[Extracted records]
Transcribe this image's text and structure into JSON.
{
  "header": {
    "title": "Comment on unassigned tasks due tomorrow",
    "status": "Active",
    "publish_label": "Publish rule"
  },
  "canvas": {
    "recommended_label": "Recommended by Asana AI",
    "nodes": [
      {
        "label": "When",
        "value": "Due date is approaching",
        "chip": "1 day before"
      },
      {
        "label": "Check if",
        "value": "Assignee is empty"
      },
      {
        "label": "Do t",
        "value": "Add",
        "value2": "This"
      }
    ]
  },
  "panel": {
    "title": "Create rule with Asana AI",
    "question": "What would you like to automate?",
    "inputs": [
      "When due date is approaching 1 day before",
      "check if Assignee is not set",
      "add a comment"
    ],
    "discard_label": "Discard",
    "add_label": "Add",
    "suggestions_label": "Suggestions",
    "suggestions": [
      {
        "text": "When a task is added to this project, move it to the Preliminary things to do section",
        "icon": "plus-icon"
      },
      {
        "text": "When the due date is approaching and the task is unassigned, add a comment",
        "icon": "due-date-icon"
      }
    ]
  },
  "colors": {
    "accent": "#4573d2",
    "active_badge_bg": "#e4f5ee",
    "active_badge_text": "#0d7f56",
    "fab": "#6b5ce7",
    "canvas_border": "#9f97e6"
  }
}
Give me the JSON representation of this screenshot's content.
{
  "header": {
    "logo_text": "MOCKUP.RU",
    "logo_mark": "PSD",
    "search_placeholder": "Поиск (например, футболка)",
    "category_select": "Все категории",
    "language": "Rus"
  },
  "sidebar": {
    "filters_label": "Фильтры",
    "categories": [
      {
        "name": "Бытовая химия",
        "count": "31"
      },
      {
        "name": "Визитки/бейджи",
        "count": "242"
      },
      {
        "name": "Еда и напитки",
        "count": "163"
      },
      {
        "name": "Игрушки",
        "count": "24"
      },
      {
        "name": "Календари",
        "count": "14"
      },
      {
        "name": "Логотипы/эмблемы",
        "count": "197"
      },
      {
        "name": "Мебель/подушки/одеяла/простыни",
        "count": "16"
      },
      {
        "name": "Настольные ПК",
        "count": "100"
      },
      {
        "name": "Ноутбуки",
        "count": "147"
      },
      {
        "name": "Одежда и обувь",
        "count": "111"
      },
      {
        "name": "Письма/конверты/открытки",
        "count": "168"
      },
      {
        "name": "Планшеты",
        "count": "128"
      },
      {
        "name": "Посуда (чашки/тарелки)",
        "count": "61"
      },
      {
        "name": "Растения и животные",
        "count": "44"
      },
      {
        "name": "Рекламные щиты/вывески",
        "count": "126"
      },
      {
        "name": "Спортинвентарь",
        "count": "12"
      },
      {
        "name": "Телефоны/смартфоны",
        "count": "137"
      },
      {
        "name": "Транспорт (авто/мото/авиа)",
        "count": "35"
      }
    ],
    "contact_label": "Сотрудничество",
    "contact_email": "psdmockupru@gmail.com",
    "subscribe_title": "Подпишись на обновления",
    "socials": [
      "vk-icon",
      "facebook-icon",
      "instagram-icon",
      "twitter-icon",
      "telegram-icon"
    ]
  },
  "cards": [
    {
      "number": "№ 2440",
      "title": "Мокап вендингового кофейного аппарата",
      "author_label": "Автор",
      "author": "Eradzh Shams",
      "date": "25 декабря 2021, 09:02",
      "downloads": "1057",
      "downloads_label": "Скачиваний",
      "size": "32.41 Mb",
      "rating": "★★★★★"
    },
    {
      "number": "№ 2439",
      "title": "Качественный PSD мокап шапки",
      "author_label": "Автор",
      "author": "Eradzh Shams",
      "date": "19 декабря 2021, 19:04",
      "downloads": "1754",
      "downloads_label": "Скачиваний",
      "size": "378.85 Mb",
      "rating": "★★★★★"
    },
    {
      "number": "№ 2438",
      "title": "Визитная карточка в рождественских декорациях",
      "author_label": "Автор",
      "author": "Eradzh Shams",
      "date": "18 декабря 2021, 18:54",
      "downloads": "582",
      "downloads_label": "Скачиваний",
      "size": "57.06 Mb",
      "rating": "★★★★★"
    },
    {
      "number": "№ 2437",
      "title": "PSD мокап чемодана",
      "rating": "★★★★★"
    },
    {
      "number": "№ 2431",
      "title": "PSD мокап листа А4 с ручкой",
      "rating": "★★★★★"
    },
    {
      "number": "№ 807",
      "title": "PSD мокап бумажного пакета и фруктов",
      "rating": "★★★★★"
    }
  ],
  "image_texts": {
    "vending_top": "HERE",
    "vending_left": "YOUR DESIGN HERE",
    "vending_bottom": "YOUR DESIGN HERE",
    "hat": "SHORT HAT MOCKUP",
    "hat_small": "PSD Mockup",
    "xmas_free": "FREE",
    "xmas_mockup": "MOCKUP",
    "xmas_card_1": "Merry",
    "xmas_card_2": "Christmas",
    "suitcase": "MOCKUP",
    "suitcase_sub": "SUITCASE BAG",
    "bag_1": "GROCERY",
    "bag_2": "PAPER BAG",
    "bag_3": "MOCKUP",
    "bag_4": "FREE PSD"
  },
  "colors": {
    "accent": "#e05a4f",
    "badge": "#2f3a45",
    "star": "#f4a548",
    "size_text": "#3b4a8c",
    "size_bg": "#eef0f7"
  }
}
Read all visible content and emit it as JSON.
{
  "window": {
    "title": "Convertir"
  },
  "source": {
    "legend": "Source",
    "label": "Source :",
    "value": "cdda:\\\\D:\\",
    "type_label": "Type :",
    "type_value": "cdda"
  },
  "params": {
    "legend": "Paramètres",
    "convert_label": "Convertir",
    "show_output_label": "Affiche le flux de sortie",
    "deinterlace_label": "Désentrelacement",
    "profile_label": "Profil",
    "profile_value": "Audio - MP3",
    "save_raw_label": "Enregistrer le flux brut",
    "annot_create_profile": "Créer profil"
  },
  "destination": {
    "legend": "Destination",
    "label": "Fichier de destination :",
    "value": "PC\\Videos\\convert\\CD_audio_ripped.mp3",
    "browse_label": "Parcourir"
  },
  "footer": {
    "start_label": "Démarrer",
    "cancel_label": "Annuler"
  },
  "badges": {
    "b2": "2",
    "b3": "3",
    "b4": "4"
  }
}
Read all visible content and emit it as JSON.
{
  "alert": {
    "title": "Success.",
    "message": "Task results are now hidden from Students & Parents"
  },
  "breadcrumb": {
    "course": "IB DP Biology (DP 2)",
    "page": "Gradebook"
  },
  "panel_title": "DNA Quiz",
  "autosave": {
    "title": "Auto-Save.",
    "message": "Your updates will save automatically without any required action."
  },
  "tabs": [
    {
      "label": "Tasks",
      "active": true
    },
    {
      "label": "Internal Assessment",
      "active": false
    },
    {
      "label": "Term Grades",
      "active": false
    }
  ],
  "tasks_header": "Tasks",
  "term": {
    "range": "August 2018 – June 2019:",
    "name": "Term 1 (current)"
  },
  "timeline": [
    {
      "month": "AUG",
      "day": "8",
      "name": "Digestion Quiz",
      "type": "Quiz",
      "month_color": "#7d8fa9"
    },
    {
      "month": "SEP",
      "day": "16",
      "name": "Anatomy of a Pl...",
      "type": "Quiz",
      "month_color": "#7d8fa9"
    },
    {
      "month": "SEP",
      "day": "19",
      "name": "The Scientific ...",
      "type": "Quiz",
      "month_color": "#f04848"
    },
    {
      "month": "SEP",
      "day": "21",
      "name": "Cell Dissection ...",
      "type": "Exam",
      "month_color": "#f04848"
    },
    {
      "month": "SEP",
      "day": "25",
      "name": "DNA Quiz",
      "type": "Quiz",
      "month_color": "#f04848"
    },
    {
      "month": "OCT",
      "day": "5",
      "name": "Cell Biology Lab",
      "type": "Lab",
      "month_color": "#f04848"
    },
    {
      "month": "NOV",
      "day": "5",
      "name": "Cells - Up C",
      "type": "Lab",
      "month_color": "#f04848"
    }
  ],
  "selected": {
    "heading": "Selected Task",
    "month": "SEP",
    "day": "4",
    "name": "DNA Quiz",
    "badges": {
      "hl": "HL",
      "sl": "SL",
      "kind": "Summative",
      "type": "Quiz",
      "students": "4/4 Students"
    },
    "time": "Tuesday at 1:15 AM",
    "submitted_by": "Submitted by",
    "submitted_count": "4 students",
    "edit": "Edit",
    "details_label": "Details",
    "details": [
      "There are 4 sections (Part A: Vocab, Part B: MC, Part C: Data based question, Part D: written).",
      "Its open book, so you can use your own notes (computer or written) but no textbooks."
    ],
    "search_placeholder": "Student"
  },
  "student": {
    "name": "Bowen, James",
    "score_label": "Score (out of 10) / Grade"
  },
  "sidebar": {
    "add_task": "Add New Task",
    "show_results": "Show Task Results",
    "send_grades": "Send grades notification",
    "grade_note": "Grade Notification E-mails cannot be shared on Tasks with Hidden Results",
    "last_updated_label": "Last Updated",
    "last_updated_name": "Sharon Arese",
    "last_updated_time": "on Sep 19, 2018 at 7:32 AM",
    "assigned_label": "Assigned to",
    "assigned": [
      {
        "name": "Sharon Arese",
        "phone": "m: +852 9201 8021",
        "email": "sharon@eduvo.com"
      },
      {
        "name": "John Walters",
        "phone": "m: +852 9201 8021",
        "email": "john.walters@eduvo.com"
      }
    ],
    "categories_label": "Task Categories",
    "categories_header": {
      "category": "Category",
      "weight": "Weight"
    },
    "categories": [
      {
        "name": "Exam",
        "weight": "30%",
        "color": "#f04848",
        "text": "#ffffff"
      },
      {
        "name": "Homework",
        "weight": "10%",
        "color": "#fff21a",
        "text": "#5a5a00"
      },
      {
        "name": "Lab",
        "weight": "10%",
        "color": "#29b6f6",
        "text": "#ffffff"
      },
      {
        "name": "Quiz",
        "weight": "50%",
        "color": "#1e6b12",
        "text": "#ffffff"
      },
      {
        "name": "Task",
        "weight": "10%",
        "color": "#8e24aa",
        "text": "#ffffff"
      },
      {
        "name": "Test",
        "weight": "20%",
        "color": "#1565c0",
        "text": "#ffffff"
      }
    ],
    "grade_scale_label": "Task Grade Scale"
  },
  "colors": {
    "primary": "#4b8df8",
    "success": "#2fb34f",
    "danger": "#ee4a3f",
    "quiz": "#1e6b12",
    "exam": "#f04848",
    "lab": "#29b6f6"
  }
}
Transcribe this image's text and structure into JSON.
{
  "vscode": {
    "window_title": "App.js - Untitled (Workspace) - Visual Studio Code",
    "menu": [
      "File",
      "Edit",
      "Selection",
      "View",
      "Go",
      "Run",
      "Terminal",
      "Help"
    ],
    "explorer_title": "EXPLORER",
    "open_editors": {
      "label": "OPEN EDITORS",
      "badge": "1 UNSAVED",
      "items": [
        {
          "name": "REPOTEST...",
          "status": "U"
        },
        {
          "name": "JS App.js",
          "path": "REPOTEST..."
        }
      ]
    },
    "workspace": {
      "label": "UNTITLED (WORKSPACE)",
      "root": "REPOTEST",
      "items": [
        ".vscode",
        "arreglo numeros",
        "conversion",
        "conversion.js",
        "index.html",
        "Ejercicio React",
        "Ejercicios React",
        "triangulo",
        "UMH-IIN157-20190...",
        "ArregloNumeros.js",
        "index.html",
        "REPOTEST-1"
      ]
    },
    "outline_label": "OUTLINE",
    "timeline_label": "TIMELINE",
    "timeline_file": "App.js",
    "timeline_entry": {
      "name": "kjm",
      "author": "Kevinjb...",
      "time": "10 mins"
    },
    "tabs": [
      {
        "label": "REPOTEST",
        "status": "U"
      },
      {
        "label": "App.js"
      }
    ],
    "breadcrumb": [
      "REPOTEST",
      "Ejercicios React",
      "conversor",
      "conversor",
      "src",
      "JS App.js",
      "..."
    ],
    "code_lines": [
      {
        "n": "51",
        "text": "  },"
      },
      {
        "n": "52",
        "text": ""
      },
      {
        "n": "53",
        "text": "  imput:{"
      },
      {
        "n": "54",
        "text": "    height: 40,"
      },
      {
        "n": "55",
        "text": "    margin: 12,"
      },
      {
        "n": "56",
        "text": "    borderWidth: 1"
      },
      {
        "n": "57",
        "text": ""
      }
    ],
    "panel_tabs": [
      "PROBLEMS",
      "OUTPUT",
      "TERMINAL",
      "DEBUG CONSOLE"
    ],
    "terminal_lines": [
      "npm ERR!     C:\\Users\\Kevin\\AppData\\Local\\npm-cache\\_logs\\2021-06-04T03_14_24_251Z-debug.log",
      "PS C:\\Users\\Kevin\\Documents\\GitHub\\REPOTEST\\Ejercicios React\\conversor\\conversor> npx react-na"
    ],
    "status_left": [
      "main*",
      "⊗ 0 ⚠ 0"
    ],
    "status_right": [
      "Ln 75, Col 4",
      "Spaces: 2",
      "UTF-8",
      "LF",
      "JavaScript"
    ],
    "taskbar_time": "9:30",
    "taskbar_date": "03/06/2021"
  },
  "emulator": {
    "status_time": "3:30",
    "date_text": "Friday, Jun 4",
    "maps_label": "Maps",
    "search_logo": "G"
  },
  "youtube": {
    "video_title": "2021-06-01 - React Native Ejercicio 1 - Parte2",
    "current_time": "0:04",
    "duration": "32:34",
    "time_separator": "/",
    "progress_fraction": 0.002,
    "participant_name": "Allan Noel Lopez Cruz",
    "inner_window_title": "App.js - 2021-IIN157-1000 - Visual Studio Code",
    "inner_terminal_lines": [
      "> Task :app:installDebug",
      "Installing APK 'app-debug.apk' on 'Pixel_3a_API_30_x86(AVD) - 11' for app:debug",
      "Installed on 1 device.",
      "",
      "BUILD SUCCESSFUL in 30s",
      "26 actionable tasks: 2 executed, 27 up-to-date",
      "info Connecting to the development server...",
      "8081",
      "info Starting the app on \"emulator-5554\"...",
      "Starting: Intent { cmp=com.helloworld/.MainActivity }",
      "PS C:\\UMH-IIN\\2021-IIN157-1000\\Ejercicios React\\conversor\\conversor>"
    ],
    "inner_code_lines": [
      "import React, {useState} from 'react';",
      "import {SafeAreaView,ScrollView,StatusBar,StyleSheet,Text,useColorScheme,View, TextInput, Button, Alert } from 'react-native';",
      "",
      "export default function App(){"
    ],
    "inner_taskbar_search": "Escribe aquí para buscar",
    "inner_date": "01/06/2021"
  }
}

(YOUR INSTRUCTIONS) Count all lines of the data that include "REPOTEST". The answer is the number alone.

(COMPLETE ANSWER) 7